> **Task details**: Review the material line by line. Identify and copy every line that contains the string "Guidance".

━━━━━━━━━━━━━━━━━━━━

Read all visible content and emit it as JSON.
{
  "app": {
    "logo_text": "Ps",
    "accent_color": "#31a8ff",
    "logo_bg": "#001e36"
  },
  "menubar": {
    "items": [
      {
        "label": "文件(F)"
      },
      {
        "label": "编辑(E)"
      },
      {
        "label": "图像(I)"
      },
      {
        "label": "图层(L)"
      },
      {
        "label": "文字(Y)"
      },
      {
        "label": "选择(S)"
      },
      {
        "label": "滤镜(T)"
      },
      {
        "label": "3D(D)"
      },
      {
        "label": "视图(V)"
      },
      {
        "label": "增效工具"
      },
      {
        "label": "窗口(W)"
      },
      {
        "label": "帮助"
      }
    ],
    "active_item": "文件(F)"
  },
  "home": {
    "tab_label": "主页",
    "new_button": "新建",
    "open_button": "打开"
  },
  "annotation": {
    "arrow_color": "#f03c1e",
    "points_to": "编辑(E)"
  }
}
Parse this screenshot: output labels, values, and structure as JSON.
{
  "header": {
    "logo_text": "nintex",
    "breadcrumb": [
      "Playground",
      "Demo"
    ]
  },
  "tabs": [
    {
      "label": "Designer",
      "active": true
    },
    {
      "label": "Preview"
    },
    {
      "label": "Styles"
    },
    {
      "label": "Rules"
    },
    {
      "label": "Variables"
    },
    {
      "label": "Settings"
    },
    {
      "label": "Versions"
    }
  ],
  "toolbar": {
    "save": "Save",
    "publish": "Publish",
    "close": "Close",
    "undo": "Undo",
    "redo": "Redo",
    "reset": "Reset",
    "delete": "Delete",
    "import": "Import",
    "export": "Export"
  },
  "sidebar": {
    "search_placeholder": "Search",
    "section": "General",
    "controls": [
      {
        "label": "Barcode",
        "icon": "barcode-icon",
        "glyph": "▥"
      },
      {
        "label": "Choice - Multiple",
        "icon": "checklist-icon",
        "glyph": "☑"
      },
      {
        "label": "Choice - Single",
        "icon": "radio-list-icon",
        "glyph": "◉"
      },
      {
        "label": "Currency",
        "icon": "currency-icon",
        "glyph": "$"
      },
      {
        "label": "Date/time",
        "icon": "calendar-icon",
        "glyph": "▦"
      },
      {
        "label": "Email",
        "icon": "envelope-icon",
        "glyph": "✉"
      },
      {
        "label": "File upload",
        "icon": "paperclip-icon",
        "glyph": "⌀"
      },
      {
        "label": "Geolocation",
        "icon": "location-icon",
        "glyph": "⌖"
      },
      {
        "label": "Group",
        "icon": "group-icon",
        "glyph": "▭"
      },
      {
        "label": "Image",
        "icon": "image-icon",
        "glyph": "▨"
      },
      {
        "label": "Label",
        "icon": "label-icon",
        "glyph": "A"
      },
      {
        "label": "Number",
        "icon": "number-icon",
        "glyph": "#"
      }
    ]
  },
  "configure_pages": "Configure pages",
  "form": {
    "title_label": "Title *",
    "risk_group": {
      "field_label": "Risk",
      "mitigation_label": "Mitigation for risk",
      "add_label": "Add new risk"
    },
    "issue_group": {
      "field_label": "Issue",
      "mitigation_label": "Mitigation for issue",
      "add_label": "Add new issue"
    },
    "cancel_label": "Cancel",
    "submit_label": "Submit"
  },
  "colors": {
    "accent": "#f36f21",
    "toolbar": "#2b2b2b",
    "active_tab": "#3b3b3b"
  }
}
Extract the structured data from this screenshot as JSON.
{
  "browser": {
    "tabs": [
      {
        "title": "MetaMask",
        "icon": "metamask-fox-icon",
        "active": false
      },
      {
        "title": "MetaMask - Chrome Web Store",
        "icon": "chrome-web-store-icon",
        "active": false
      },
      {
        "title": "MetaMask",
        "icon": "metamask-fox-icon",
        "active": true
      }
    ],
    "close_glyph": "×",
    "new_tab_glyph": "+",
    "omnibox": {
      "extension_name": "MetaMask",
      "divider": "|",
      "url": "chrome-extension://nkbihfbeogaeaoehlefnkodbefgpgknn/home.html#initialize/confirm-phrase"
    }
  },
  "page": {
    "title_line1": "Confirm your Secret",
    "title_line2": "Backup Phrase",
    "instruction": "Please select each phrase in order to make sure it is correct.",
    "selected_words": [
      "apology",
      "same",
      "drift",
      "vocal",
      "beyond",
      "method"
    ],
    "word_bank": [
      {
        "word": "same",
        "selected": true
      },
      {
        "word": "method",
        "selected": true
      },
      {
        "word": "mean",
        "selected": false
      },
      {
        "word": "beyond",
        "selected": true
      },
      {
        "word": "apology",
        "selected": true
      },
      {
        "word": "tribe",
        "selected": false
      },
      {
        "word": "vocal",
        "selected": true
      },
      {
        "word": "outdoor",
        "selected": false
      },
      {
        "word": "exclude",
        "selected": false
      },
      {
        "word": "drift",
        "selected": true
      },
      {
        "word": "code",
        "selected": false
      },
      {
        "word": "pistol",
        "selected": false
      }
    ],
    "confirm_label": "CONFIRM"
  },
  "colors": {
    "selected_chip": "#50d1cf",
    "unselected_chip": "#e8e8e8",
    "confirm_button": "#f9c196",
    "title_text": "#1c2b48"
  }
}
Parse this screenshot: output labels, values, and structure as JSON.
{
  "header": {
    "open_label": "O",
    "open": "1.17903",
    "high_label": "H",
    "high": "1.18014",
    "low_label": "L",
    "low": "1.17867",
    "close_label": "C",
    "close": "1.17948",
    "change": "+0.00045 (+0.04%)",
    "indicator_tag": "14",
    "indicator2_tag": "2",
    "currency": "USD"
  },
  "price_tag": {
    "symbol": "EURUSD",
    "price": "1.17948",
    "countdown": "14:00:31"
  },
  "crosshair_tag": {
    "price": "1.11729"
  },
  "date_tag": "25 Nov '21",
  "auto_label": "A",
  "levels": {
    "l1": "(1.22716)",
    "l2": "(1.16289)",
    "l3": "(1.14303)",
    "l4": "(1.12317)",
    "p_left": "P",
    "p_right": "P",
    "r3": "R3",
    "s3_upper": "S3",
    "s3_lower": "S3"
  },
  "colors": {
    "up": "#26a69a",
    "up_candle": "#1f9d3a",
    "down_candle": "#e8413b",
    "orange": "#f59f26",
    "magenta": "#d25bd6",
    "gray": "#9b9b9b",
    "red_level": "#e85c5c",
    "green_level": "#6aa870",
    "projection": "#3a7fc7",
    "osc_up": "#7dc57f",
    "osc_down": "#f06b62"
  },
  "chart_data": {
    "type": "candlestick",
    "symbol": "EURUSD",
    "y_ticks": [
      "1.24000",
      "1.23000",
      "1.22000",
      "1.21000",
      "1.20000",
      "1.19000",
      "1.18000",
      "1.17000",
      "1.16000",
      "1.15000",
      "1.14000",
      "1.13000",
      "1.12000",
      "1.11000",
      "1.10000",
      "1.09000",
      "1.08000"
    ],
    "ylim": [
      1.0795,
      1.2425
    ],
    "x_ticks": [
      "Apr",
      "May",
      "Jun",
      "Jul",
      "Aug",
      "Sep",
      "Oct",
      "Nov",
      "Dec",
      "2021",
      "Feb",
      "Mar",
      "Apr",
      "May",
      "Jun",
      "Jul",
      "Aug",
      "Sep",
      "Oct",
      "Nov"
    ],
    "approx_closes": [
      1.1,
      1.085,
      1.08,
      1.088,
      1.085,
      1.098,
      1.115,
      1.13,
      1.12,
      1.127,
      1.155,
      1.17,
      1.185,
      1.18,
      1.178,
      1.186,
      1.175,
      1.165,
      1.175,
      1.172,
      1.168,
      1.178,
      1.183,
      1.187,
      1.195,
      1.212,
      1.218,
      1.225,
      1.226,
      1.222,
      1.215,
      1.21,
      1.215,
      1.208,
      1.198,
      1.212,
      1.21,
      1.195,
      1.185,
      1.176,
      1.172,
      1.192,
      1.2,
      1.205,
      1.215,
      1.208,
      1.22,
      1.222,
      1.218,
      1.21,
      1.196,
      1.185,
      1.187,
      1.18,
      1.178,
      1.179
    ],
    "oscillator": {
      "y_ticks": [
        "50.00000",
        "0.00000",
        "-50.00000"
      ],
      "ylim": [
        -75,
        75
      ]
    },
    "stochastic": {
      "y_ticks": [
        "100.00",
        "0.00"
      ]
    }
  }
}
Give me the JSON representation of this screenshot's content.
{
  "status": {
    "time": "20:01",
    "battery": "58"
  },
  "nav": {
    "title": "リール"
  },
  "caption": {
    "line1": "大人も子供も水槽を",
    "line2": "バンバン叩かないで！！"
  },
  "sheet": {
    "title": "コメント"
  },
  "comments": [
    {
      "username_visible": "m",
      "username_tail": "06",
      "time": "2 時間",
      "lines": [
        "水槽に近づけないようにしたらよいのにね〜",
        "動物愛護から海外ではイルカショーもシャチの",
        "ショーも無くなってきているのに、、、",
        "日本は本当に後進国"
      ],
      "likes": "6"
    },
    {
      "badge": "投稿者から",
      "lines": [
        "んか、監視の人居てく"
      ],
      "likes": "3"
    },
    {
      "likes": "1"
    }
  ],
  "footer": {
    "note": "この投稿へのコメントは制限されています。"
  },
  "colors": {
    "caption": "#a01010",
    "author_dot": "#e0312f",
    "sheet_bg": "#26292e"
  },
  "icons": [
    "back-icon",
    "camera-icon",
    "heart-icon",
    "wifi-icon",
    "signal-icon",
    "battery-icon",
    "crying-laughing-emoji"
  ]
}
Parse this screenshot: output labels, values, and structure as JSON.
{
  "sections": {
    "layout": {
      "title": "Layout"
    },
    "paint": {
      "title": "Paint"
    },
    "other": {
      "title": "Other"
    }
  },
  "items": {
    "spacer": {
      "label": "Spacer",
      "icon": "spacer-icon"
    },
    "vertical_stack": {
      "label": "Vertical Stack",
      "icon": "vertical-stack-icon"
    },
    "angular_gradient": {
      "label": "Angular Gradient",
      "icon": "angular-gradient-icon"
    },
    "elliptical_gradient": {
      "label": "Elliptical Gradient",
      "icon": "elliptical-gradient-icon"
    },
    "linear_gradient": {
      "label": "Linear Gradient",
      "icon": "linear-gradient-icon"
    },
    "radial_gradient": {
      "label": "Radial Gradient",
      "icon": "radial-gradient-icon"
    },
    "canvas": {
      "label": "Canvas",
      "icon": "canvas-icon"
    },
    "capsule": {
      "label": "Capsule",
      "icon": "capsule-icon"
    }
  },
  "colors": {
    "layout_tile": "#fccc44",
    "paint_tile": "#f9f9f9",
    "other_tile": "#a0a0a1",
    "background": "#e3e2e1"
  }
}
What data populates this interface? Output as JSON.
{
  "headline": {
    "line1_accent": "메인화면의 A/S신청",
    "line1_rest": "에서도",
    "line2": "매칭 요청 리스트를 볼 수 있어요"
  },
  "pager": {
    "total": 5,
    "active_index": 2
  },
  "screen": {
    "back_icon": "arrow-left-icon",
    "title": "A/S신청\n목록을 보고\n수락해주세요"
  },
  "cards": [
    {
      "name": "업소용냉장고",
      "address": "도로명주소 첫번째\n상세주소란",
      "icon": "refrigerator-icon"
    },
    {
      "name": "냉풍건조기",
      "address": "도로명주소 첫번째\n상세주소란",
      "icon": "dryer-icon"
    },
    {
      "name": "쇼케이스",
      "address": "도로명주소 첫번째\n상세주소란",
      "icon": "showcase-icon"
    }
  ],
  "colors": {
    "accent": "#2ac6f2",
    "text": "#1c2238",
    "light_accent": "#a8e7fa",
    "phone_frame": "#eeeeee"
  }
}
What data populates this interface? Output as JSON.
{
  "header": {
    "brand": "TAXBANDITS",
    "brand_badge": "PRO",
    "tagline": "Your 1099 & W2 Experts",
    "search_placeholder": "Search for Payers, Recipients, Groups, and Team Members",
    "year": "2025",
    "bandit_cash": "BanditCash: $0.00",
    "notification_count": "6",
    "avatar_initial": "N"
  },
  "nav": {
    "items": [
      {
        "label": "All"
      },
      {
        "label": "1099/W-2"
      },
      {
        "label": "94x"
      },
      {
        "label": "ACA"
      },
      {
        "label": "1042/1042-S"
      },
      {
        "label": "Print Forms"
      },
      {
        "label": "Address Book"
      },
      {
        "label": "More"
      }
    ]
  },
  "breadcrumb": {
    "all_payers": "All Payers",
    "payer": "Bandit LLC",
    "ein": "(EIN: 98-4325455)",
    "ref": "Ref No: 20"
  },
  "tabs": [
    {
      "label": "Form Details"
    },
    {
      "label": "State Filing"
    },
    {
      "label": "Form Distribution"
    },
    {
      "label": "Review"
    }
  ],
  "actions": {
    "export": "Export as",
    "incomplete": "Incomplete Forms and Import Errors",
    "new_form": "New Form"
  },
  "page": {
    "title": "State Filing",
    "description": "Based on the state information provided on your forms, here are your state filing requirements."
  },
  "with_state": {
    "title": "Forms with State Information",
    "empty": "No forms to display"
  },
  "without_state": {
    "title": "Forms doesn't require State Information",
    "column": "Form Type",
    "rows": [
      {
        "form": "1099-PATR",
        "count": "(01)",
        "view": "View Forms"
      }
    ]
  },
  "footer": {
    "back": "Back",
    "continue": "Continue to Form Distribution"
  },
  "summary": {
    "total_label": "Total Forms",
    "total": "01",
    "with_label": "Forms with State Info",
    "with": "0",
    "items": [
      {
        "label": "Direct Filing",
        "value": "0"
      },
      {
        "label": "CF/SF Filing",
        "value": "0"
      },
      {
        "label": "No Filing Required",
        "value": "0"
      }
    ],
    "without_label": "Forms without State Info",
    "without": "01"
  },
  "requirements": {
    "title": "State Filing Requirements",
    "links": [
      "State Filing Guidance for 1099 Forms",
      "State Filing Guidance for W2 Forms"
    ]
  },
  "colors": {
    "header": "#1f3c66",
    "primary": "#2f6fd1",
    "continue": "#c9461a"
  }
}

━━━━━━━━━━━━━━━━━━━━

> **Written answer**:
      "State Filing Guidance for 1099 Forms",
      "State Filing Guidance for W2 Forms"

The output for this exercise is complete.